-- Task --
Write every record out again exactly as given.

-- Extracted data entries --
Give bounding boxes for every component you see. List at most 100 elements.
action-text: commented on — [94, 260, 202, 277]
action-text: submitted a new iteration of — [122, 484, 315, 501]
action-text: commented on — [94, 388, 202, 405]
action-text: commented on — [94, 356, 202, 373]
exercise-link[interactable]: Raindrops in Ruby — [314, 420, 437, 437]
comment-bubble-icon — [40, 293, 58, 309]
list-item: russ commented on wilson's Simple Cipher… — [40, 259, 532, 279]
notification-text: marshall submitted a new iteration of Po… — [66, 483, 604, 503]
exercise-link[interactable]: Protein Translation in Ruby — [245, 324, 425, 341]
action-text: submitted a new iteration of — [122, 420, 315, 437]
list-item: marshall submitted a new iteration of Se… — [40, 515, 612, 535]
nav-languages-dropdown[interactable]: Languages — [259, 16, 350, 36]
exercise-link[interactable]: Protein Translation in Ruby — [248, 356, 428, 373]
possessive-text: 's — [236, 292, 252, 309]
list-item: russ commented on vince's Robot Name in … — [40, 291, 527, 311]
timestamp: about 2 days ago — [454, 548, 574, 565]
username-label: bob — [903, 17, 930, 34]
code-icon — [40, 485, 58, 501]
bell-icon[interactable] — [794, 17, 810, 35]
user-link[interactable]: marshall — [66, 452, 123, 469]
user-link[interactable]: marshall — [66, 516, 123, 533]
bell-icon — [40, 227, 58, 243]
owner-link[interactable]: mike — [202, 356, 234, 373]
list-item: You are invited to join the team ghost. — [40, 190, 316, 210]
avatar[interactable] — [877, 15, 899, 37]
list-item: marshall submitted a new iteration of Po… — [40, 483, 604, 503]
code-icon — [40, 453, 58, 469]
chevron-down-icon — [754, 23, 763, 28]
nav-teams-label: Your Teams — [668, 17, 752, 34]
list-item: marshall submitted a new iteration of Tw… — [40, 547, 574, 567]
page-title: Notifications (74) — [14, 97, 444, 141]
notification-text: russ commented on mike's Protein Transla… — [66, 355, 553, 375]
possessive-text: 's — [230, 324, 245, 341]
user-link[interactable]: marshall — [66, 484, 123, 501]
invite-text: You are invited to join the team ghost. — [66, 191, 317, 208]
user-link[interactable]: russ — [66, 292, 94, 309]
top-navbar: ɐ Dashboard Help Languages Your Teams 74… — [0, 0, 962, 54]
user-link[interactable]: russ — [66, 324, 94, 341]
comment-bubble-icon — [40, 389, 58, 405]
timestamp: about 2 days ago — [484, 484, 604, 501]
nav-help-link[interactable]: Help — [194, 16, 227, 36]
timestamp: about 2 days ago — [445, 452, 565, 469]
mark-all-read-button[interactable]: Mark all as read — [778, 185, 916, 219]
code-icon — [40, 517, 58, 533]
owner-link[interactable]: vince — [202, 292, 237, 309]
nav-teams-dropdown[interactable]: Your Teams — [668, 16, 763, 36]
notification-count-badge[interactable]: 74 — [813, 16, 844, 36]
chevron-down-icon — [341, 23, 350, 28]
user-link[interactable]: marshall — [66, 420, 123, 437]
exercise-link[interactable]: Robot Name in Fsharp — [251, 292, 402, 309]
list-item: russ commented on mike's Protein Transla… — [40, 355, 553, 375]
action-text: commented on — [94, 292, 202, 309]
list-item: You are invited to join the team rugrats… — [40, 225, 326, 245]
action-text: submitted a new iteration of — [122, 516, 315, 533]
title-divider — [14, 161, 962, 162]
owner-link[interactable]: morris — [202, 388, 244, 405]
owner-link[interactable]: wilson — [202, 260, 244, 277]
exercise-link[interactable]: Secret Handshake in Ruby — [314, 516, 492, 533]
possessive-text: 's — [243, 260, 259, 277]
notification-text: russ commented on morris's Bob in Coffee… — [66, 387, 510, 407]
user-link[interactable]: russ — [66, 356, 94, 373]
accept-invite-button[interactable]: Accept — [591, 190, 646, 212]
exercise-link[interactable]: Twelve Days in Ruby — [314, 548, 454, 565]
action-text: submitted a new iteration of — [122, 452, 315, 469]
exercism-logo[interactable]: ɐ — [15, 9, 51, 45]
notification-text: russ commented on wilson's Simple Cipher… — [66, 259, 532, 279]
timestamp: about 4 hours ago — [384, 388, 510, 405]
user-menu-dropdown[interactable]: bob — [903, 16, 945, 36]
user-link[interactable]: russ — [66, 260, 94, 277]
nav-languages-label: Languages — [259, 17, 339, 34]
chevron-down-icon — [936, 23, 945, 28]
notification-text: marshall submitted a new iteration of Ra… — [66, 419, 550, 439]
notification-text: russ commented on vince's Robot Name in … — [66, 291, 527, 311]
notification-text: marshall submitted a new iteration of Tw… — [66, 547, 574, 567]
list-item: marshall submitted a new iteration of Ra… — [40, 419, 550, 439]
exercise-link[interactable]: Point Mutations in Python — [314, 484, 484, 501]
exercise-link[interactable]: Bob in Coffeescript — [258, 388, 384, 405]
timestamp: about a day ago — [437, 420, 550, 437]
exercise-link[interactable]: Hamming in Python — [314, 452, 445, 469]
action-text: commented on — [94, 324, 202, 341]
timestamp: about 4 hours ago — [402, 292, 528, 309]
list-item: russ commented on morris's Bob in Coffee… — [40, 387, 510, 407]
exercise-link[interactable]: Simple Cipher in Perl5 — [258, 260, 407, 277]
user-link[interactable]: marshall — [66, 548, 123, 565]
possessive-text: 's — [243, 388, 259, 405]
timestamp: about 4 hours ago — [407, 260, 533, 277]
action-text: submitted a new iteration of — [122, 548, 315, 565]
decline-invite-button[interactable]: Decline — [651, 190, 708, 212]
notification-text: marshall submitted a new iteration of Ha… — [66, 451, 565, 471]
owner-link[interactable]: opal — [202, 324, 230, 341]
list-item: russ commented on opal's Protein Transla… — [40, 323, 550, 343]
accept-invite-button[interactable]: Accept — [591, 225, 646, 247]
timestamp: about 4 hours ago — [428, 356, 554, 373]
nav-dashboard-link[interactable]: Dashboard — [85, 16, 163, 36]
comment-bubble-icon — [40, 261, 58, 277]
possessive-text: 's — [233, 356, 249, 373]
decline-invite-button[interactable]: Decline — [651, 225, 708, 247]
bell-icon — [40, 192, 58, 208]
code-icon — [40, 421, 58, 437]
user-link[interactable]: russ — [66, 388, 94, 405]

-- Answer box --
Give bounding boxes for every component you see. List at most 100 elements.
action-text: commented on — [94, 260, 202, 277]
action-text: submitted a new iteration of — [122, 484, 315, 501]
action-text: commented on — [94, 388, 202, 405]
action-text: commented on — [94, 356, 202, 373]
exercise-link[interactable]: Raindrops in Ruby — [314, 420, 437, 437]
comment-bubble-icon — [40, 293, 58, 309]
list-item: russ commented on wilson's Simple Cipher… — [40, 259, 532, 279]
notification-text: marshall submitted a new iteration of Po… — [66, 483, 604, 503]
exercise-link[interactable]: Protein Translation in Ruby — [245, 324, 425, 341]
action-text: submitted a new iteration of — [122, 420, 315, 437]
list-item: marshall submitted a new iteration of Se… — [40, 515, 612, 535]
nav-languages-dropdown[interactable]: Languages — [259, 16, 350, 36]
exercise-link[interactable]: Protein Translation in Ruby — [248, 356, 428, 373]
possessive-text: 's — [236, 292, 252, 309]
list-item: russ commented on vince's Robot Name in … — [40, 291, 527, 311]
timestamp: about 2 days ago — [454, 548, 574, 565]
username-label: bob — [903, 17, 930, 34]
code-icon — [40, 485, 58, 501]
bell-icon[interactable] — [794, 17, 810, 35]
user-link[interactable]: marshall — [66, 452, 123, 469]
user-link[interactable]: marshall — [66, 516, 123, 533]
bell-icon — [40, 227, 58, 243]
owner-link[interactable]: mike — [202, 356, 234, 373]
list-item: You are invited to join the team ghost. — [40, 190, 316, 210]
avatar[interactable] — [877, 15, 899, 37]
list-item: marshall submitted a new iteration of Po… — [40, 483, 604, 503]
code-icon — [40, 453, 58, 469]
chevron-down-icon — [754, 23, 763, 28]
nav-teams-label: Your Teams — [668, 17, 752, 34]
list-item: marshall submitted a new iteration of Tw… — [40, 547, 574, 567]
page-title: Notifications (74) — [14, 97, 444, 141]
notification-text: russ commented on mike's Protein Transla… — [66, 355, 553, 375]
possessive-text: 's — [230, 324, 245, 341]
user-link[interactable]: marshall — [66, 484, 123, 501]
invite-text: You are invited to join the team ghost. — [66, 191, 317, 208]
user-link[interactable]: russ — [66, 292, 94, 309]
top-navbar: ɐ Dashboard Help Languages Your Teams 74… — [0, 0, 962, 54]
user-link[interactable]: russ — [66, 324, 94, 341]
comment-bubble-icon — [40, 389, 58, 405]
timestamp: about 2 days ago — [484, 484, 604, 501]
nav-help-link[interactable]: Help — [194, 16, 227, 36]
timestamp: about 2 days ago — [445, 452, 565, 469]
mark-all-read-button[interactable]: Mark all as read — [778, 185, 916, 219]
code-icon — [40, 517, 58, 533]
owner-link[interactable]: vince — [202, 292, 237, 309]
nav-teams-dropdown[interactable]: Your Teams — [668, 16, 763, 36]
notification-count-badge[interactable]: 74 — [813, 16, 844, 36]
chevron-down-icon — [341, 23, 350, 28]
user-link[interactable]: marshall — [66, 420, 123, 437]
exercise-link[interactable]: Robot Name in Fsharp — [251, 292, 402, 309]
list-item: russ commented on mike's Protein Transla… — [40, 355, 553, 375]
action-text: commented on — [94, 292, 202, 309]
list-item: You are invited to join the team rugrats… — [40, 225, 326, 245]
action-text: submitted a new iteration of — [122, 516, 315, 533]
title-divider — [14, 161, 962, 162]
owner-link[interactable]: morris — [202, 388, 244, 405]
owner-link[interactable]: wilson — [202, 260, 244, 277]
exercise-link[interactable]: Secret Handshake in Ruby — [314, 516, 492, 533]
possessive-text: 's — [243, 260, 259, 277]
notification-text: russ commented on morris's Bob in Coffee… — [66, 387, 510, 407]
user-link[interactable]: russ — [66, 356, 94, 373]
accept-invite-button[interactable]: Accept — [591, 190, 646, 212]
exercise-link[interactable]: Twelve Days in Ruby — [314, 548, 454, 565]
action-text: submitted a new iteration of — [122, 452, 315, 469]
exercism-logo[interactable]: ɐ — [15, 9, 51, 45]
notification-text: russ commented on wilson's Simple Cipher… — [66, 259, 532, 279]
timestamp: about 4 hours ago — [384, 388, 510, 405]
user-menu-dropdown[interactable]: bob — [903, 16, 945, 36]
user-link[interactable]: russ — [66, 260, 94, 277]
nav-languages-label: Languages — [259, 17, 339, 34]
chevron-down-icon — [936, 23, 945, 28]
notification-text: marshall submitted a new iteration of Ra… — [66, 419, 550, 439]
notification-text: russ commented on vince's Robot Name in … — [66, 291, 527, 311]
notification-text: marshall submitted a new iteration of Tw… — [66, 547, 574, 567]
list-item: marshall submitted a new iteration of Ra… — [40, 419, 550, 439]
exercise-link[interactable]: Point Mutations in Python — [314, 484, 484, 501]
exercise-link[interactable]: Bob in Coffeescript — [258, 388, 384, 405]
timestamp: about a day ago — [437, 420, 550, 437]
exercise-link[interactable]: Hamming in Python — [314, 452, 445, 469]
action-text: commented on — [94, 324, 202, 341]
timestamp: about 4 hours ago — [402, 292, 528, 309]
list-item: russ commented on morris's Bob in Coffee… — [40, 387, 510, 407]
exercise-link[interactable]: Simple Cipher in Perl5 — [258, 260, 407, 277]
user-link[interactable]: marshall — [66, 548, 123, 565]
possessive-text: 's — [243, 388, 259, 405]
timestamp: about 4 hours ago — [407, 260, 533, 277]
action-text: submitted a new iteration of — [122, 548, 315, 565]
decline-invite-button[interactable]: Decline — [651, 190, 708, 212]
notification-text: marshall submitted a new iteration of Ha… — [66, 451, 565, 471]
owner-link[interactable]: opal — [202, 324, 230, 341]
list-item: russ commented on opal's Protein Transla… — [40, 323, 550, 343]
accept-invite-button[interactable]: Accept — [591, 225, 646, 247]
timestamp: about 4 hours ago — [428, 356, 554, 373]
nav-dashboard-link[interactable]: Dashboard — [85, 16, 163, 36]
comment-bubble-icon — [40, 261, 58, 277]
possessive-text: 's — [233, 356, 249, 373]
decline-invite-button[interactable]: Decline — [651, 225, 708, 247]
bell-icon — [40, 192, 58, 208]
code-icon — [40, 421, 58, 437]
user-link[interactable]: russ — [66, 388, 94, 405]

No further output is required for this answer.